• [WHAT TO DO]:
In the data that follows, count the lines in which the word "štítku" occurs, and report that figure alone.

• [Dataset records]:
-=-=-

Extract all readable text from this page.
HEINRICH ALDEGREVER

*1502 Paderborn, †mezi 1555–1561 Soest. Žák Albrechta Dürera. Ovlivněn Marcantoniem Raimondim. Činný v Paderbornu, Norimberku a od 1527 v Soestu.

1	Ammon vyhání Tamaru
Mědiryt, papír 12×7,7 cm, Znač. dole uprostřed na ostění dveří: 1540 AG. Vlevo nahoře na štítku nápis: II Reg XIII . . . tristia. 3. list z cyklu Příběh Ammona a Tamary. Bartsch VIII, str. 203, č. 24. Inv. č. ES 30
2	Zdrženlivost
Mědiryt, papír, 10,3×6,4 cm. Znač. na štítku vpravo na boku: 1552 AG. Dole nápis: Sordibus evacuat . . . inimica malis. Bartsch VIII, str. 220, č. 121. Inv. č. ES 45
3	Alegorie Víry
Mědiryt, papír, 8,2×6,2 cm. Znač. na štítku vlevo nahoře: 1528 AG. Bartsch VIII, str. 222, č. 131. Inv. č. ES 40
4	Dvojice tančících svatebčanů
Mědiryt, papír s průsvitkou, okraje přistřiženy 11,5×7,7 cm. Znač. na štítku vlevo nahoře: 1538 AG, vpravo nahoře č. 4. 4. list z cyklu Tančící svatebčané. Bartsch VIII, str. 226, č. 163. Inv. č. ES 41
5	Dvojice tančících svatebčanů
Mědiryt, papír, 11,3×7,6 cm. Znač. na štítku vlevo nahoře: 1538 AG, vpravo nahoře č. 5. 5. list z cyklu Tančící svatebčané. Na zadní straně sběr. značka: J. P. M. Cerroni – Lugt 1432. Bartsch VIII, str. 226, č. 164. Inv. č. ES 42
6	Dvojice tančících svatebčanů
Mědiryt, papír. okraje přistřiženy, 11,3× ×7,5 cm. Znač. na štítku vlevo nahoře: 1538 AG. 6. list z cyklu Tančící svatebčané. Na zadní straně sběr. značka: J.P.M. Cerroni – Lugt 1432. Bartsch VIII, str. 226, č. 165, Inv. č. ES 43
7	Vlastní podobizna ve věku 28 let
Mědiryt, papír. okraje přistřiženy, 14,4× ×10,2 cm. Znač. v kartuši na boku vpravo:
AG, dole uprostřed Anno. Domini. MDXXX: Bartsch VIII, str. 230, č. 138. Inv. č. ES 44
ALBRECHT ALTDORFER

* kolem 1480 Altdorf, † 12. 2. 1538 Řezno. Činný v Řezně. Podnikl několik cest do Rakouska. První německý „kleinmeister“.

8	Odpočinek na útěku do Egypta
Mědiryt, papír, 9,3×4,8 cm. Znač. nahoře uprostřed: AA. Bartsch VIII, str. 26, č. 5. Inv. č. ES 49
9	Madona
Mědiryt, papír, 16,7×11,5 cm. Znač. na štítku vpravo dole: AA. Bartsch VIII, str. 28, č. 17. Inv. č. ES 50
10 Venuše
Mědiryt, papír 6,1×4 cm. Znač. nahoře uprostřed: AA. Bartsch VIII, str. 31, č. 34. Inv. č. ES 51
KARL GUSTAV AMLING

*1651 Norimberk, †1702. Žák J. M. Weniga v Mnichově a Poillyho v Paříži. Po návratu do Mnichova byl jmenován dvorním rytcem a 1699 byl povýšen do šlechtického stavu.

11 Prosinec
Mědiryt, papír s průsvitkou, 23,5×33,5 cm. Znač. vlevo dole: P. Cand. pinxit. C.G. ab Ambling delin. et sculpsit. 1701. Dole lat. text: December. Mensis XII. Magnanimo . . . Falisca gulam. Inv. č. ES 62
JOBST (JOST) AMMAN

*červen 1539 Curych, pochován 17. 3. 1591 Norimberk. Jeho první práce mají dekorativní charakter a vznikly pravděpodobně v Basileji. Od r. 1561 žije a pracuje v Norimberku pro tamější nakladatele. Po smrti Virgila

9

-=-=-

• [CORRECT RESPONSE]:
7